**Goal of the exercise:** A faithful copy of the entries, without any pictures, is what is needed here.
Segment Start: Data excerpts
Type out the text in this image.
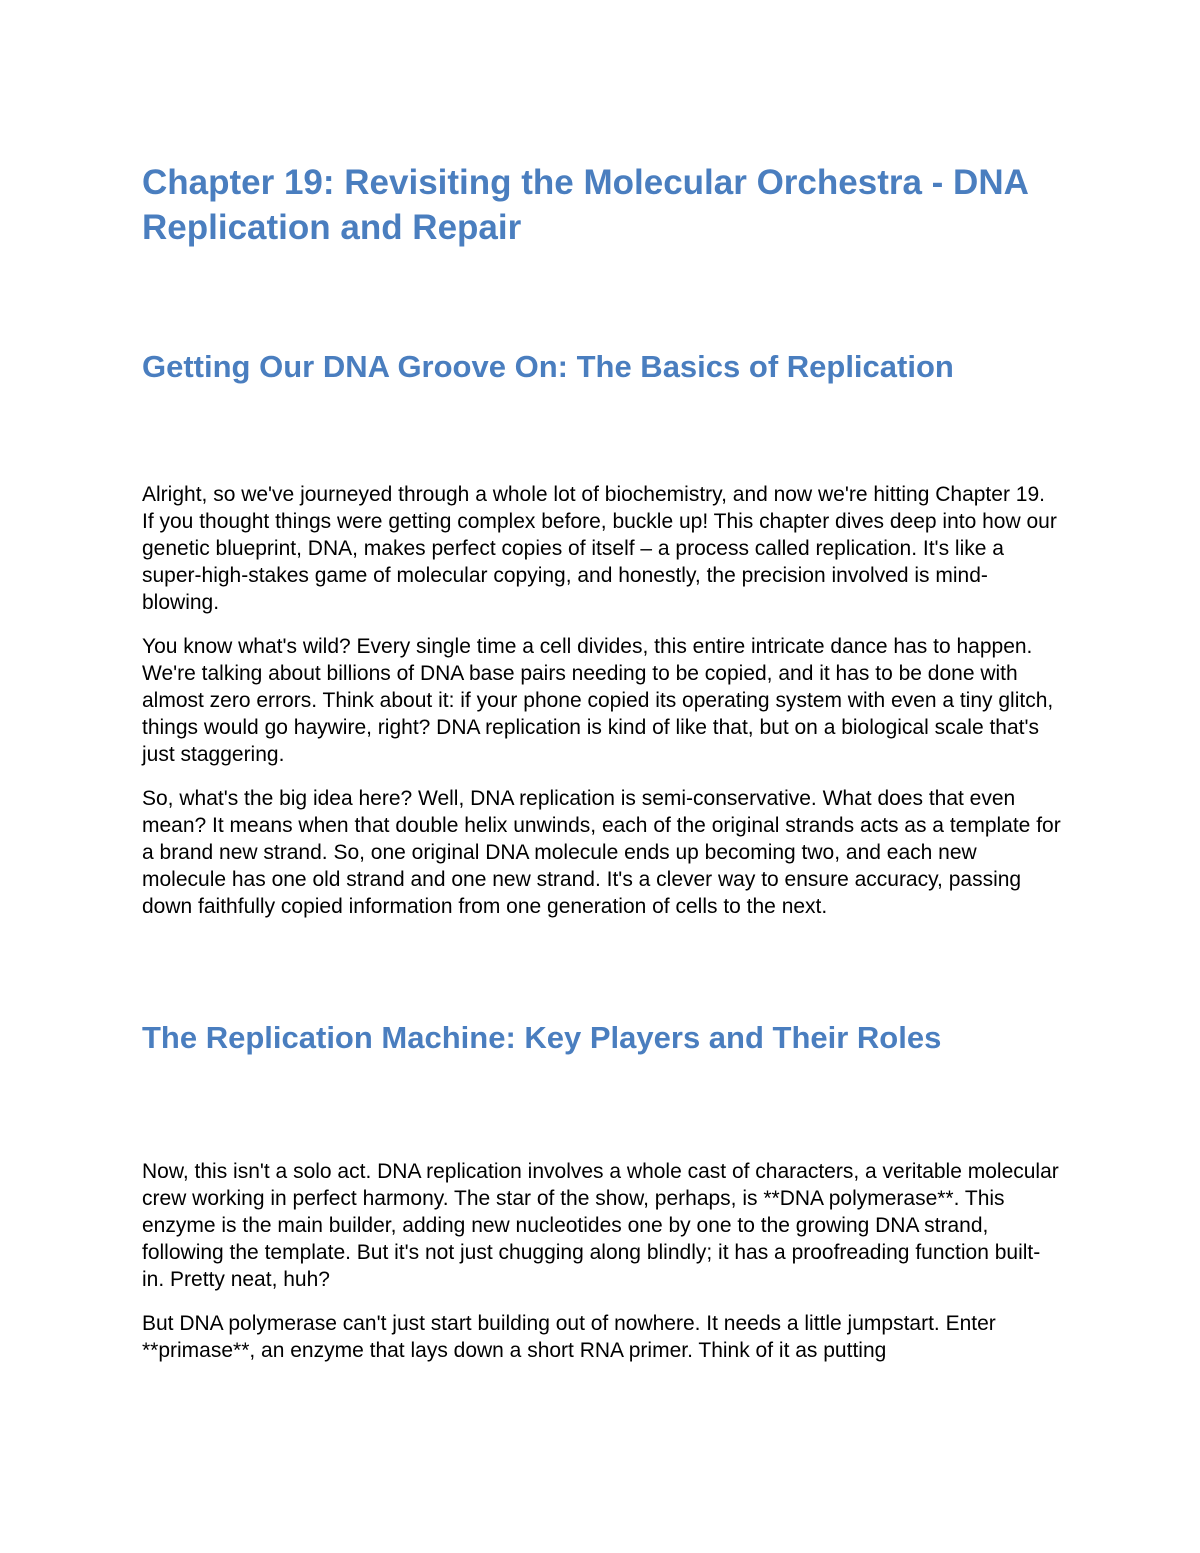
Chapter 19: Revisiting the Molecular Orchestra - DNA Replication and Repair
Getting Our DNA Groove On: The Basics of Replication

Alright, so we've journeyed through a whole lot of biochemistry, and now we're hitting Chapter 19. If you thought things were getting complex before, buckle up! This chapter dives deep into how our genetic blueprint, DNA, makes perfect copies of itself – a process called replication. It's like a super-high-stakes game of molecular copying, and honestly, the precision involved is mind-blowing.

You know what's wild? Every single time a cell divides, this entire intricate dance has to happen. We're talking about billions of DNA base pairs needing to be copied, and it has to be done with almost zero errors. Think about it: if your phone copied its operating system with even a tiny glitch, things would go haywire, right? DNA replication is kind of like that, but on a biological scale that's just staggering.

So, what's the big idea here? Well, DNA replication is semi-conservative. What does that even mean? It means when that double helix unwinds, each of the original strands acts as a template for a brand new strand. So, one original DNA molecule ends up becoming two, and each new molecule has one old strand and one new strand. It's a clever way to ensure accuracy, passing down faithfully copied information from one generation of cells to the next.

The Replication Machine: Key Players and Their Roles

Now, this isn't a solo act. DNA replication involves a whole cast of characters, a veritable molecular crew working in perfect harmony. The star of the show, perhaps, is **DNA polymerase**. This enzyme is the main builder, adding new nucleotides one by one to the growing DNA strand, following the template. But it's not just chugging along blindly; it has a proofreading function built-in. Pretty neat, huh?

But DNA polymerase can't just start building out of nowhere. It needs a little jumpstart. Enter **primase**, an enzyme that lays down a short RNA primer. Think of it as putting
Segment End: Data excerpts
**Answer section:**
Type out the text in this image.
Chapter 19: Revisiting the Molecular Orchestra - DNA Replication and Repair
Getting Our DNA Groove On: The Basics of Replication

Alright, so we've journeyed through a whole lot of biochemistry, and now we're hitting Chapter 19. If you thought things were getting complex before, buckle up! This chapter dives deep into how our genetic blueprint, DNA, makes perfect copies of itself – a process called replication. It's like a super-high-stakes game of molecular copying, and honestly, the precision involved is mind-blowing.

You know what's wild? Every single time a cell divides, this entire intricate dance has to happen. We're talking about billions of DNA base pairs needing to be copied, and it has to be done with almost zero errors. Think about it: if your phone copied its operating system with even a tiny glitch, things would go haywire, right? DNA replication is kind of like that, but on a biological scale that's just staggering.

So, what's the big idea here? Well, DNA replication is semi-conservative. What does that even mean? It means when that double helix unwinds, each of the original strands acts as a template for a brand new strand. So, one original DNA molecule ends up becoming two, and each new molecule has one old strand and one new strand. It's a clever way to ensure accuracy, passing down faithfully copied information from one generation of cells to the next.

The Replication Machine: Key Players and Their Roles

Now, this isn't a solo act. DNA replication involves a whole cast of characters, a veritable molecular crew working in perfect harmony. The star of the show, perhaps, is **DNA polymerase**. This enzyme is the main builder, adding new nucleotides one by one to the growing DNA strand, following the template. But it's not just chugging along blindly; it has a proofreading function built-in. Pretty neat, huh?

But DNA polymerase can't just start building out of nowhere. It needs a little jumpstart. Enter **primase**, an enzyme that lays down a short RNA primer. Think of it as putting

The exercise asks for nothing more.